■ Record extracts ■

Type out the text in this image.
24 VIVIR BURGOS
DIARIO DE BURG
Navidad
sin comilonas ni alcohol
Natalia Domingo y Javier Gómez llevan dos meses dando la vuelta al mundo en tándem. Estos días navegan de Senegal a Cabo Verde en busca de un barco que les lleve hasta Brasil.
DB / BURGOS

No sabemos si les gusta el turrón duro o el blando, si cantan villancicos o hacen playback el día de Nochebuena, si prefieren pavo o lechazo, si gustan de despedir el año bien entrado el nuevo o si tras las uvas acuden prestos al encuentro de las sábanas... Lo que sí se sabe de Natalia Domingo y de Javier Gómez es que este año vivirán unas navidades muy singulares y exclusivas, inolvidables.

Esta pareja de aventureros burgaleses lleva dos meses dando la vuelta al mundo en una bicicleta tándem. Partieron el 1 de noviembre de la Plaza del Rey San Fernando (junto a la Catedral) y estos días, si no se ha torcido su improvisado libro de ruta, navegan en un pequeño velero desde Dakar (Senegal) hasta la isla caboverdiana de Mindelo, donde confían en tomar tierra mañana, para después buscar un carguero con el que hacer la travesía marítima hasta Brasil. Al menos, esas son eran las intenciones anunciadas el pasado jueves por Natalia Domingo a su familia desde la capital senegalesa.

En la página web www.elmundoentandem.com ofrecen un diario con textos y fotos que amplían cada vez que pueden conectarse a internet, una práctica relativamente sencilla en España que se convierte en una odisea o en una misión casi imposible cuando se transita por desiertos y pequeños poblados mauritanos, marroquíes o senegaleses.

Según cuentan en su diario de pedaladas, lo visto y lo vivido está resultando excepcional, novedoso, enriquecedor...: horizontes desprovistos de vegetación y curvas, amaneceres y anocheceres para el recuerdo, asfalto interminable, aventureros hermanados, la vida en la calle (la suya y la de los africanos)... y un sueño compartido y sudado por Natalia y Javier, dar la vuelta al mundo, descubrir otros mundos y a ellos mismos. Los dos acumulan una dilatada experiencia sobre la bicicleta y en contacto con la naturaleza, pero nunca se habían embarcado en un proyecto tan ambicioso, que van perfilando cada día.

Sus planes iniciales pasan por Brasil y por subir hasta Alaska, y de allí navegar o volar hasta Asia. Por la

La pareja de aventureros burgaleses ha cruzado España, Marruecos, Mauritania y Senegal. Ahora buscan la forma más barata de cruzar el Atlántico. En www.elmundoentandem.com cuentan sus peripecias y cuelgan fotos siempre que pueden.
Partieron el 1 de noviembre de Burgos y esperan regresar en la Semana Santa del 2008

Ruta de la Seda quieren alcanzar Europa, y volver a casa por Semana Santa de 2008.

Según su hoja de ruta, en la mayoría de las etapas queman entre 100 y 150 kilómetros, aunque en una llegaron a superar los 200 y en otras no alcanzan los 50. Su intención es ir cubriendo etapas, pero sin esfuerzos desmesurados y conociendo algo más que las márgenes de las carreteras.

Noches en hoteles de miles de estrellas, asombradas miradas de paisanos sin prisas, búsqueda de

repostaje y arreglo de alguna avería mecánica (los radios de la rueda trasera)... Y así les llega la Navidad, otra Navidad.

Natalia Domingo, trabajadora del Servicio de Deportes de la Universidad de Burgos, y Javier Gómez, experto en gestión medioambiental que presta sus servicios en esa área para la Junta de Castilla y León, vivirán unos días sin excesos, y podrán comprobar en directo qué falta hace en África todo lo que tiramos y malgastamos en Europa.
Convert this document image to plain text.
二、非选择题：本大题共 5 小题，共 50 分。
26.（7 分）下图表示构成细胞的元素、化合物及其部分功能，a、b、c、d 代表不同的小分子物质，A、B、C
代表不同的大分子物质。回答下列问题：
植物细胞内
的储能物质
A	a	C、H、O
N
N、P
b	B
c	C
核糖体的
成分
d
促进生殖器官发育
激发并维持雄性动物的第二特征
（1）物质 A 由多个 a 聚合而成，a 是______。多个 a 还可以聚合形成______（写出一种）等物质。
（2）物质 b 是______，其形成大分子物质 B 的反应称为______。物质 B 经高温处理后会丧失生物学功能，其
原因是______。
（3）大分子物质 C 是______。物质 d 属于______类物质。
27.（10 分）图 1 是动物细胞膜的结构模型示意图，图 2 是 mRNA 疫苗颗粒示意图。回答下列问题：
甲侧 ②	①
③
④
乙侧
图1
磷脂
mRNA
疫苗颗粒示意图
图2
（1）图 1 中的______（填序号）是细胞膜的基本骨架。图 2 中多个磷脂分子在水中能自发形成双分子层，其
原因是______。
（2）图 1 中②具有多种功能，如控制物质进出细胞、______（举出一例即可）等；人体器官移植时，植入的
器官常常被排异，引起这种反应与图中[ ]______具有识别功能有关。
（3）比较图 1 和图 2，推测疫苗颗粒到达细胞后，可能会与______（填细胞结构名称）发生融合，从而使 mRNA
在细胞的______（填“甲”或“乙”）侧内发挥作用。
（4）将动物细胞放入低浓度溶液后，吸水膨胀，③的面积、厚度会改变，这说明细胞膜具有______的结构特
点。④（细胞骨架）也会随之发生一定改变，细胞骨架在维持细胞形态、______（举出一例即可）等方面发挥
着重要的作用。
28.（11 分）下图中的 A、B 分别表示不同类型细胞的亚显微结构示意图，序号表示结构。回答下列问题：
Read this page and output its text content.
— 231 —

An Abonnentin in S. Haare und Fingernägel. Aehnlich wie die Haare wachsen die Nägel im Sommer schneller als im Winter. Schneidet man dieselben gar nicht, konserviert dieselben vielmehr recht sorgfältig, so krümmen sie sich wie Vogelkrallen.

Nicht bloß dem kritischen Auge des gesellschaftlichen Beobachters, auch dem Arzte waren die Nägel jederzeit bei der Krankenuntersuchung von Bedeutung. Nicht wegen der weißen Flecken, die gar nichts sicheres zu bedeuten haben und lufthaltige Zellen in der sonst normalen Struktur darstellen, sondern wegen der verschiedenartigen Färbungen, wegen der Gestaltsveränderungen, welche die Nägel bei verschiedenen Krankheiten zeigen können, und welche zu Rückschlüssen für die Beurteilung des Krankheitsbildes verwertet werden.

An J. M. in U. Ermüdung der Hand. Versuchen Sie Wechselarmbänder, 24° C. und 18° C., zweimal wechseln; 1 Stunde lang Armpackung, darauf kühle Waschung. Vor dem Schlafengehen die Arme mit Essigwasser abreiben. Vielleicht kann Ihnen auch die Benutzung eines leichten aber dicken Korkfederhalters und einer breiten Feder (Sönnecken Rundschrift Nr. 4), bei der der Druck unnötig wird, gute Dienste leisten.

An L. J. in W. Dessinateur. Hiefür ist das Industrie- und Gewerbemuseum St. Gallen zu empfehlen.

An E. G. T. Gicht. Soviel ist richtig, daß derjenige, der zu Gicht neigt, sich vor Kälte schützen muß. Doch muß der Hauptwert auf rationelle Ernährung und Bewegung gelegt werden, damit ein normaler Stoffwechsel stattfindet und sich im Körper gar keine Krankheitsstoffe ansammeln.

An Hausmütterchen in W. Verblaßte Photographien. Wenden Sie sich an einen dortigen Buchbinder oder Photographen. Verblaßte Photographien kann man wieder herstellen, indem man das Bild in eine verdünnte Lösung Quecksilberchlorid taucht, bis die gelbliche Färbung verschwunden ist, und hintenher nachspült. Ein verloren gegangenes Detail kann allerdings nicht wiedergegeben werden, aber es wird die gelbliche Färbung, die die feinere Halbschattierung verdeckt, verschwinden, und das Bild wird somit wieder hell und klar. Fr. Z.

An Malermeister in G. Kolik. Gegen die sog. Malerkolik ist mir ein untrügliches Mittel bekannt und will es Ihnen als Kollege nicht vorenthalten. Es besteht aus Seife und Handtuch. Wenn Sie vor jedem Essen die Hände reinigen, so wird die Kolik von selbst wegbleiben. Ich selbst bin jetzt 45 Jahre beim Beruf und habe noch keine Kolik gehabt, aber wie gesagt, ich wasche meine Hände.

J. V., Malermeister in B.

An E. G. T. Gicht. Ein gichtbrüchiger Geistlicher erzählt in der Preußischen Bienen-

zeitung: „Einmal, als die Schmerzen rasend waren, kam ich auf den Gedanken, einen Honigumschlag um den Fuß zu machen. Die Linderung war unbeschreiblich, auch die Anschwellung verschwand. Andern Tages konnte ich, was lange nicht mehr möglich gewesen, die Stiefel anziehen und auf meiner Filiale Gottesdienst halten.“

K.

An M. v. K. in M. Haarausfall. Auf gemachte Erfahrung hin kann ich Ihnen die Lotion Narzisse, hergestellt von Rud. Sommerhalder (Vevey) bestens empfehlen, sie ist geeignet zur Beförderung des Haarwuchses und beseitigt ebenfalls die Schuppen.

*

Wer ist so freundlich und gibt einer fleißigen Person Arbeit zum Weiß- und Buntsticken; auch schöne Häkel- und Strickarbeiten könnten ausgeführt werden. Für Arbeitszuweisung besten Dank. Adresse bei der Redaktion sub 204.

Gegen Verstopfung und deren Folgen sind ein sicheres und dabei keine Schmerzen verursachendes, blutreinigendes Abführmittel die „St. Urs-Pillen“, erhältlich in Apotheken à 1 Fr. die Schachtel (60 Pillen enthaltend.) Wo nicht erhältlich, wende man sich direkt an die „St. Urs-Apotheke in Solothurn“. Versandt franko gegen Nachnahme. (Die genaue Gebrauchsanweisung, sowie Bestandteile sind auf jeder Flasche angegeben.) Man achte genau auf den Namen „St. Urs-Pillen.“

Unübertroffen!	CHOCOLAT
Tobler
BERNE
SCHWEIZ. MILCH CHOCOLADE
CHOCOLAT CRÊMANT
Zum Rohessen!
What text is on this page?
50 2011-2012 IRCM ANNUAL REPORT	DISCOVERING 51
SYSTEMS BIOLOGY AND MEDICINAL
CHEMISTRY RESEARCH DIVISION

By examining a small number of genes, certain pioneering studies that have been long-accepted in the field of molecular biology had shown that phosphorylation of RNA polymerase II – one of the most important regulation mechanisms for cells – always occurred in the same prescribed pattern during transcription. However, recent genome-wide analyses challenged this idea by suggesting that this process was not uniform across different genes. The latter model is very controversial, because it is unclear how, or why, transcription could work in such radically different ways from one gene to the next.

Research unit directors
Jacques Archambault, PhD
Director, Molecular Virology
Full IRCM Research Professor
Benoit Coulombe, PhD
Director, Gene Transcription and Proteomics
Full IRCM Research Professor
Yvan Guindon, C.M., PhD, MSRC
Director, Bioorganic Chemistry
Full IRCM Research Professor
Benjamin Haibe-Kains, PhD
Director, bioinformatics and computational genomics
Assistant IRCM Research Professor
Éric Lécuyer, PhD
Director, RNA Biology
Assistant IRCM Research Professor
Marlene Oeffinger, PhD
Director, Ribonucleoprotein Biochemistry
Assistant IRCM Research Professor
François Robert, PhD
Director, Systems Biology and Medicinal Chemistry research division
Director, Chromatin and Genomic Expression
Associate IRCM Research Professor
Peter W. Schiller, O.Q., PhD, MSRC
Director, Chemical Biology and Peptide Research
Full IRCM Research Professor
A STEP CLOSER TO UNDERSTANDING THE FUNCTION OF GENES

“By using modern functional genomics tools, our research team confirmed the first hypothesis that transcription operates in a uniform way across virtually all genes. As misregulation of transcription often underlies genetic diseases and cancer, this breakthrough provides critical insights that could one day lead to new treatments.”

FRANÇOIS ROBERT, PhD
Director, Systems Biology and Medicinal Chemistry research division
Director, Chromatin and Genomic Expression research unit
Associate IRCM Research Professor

■ What to do ■
A single number, please: how many lines in the data above contain the string "CHOCOLAT"?

■ Exercise result ■
2